## Start

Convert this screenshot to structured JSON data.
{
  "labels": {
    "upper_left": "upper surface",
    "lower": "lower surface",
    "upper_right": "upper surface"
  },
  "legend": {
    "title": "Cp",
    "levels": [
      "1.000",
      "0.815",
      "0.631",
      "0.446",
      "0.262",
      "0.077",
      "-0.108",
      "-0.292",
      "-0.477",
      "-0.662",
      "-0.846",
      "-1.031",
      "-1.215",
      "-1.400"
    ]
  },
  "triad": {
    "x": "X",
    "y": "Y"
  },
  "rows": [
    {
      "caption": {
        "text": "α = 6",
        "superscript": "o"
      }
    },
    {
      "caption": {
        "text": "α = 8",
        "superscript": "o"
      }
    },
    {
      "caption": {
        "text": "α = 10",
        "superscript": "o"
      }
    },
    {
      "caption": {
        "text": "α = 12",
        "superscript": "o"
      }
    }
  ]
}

## End
## Start

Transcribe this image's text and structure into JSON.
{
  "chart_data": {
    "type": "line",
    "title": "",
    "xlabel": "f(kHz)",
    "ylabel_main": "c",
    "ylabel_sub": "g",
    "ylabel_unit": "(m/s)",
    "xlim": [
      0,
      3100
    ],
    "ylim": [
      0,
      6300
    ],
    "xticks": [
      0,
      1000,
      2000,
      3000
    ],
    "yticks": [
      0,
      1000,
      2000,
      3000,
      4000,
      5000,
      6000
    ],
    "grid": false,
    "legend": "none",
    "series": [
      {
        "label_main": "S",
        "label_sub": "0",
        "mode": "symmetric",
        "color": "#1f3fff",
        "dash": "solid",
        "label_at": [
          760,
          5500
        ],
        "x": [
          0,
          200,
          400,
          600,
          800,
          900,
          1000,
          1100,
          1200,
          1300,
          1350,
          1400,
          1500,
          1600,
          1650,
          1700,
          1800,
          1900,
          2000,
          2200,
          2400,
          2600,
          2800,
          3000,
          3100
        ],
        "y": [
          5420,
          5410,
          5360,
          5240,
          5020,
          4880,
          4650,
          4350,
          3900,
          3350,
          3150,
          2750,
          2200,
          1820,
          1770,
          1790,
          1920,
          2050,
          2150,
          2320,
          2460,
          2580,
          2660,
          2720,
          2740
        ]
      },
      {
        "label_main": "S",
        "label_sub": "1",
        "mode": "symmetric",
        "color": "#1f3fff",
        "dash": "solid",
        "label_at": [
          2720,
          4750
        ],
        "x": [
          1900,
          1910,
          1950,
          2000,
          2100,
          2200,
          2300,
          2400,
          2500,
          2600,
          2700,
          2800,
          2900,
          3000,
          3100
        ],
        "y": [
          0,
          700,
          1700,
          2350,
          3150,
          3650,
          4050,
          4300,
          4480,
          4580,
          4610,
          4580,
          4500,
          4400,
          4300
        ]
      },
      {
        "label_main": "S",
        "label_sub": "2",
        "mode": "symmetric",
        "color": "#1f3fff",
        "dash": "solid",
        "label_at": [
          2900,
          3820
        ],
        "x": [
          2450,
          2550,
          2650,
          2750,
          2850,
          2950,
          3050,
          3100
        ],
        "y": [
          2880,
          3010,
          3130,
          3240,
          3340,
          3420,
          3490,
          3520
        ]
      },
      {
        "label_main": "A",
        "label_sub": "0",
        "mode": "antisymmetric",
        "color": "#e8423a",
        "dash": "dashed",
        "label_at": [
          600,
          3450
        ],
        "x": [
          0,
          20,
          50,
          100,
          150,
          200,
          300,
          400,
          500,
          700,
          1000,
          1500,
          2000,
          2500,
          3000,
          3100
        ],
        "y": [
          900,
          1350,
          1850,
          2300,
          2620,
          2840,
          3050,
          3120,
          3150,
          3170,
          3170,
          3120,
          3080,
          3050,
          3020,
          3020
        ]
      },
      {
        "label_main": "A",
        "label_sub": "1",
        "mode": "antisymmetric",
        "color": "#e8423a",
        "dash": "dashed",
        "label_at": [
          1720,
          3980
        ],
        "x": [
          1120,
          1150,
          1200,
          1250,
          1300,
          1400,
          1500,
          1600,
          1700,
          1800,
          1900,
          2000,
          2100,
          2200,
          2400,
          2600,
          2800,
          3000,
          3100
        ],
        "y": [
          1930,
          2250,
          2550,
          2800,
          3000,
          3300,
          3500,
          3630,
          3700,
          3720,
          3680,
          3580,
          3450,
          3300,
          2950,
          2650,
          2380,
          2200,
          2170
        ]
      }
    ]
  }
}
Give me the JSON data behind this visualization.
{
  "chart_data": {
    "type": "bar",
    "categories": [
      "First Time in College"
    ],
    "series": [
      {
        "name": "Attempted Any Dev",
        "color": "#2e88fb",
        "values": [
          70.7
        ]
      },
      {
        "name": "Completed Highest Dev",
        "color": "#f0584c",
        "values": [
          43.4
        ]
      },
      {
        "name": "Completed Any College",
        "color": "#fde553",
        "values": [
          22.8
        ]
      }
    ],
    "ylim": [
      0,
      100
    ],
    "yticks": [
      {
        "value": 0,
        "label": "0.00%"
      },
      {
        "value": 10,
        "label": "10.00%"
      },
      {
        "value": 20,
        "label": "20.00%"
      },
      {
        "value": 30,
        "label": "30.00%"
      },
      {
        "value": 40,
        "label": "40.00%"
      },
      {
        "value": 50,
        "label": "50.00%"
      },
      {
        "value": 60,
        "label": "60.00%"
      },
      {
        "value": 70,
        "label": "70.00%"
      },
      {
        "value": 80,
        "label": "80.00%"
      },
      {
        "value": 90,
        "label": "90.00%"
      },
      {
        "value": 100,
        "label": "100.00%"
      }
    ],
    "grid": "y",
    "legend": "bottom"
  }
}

## End

Every line holding "surface" should be copied out.

    "upper_left": "upper surface",
    "lower": "lower surface",
    "upper_right": "upper surface"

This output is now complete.